**Goal:** Reproduce every record below exactly as written, but leave out any pictures.

**Records supplied:**
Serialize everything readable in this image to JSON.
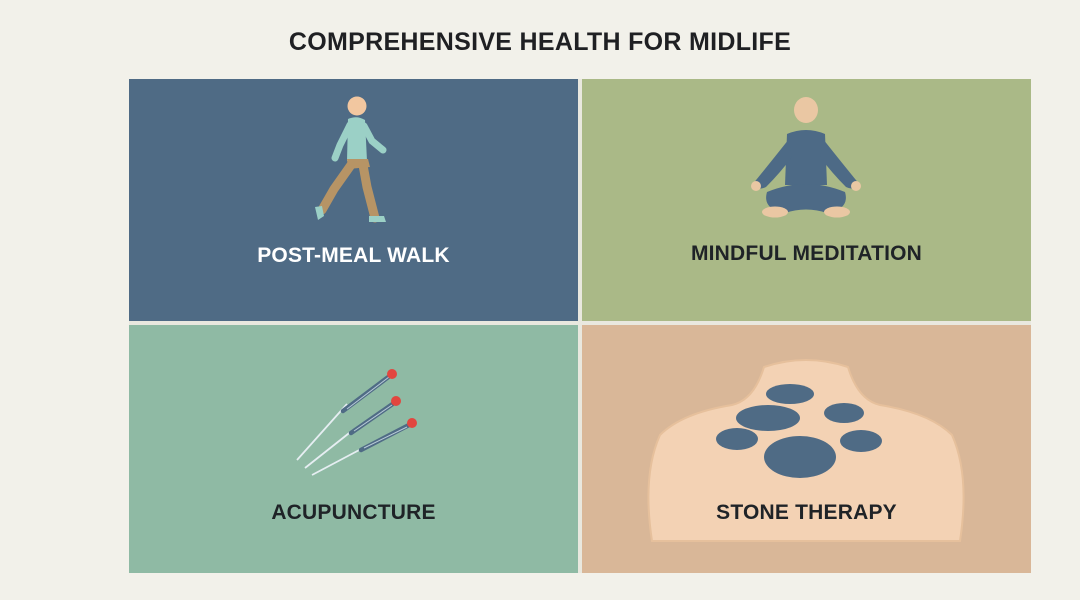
{
  "page": {
    "title": "COMPREHENSIVE HEALTH FOR MIDLIFE"
  },
  "cards": [
    {
      "label": "POST-MEAL WALK",
      "icon": "walking-person-icon",
      "background": "#4f6b85"
    },
    {
      "label": "MINDFUL MEDITATION",
      "icon": "meditating-person-icon",
      "background": "#aab987"
    },
    {
      "label": "ACUPUNCTURE",
      "icon": "acupuncture-needles-icon",
      "background": "#8fbaa4"
    },
    {
      "label": "STONE THERAPY",
      "icon": "hot-stones-on-back-icon",
      "background": "#d9b798"
    }
  ]
}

**Result for this task:**
Serialize everything readable in this image to JSON.
{
  "page": {
    "title": "COMPREHENSIVE HEALTH FOR MIDLIFE"
  },
  "cards": [
    {
      "label": "POST-MEAL WALK",
      "icon": "walking-person-icon",
      "background": "#4f6b85"
    },
    {
      "label": "MINDFUL MEDITATION",
      "icon": "meditating-person-icon",
      "background": "#aab987"
    },
    {
      "label": "ACUPUNCTURE",
      "icon": "acupuncture-needles-icon",
      "background": "#8fbaa4"
    },
    {
      "label": "STONE THERAPY",
      "icon": "hot-stones-on-back-icon",
      "background": "#d9b798"
    }
  ]
}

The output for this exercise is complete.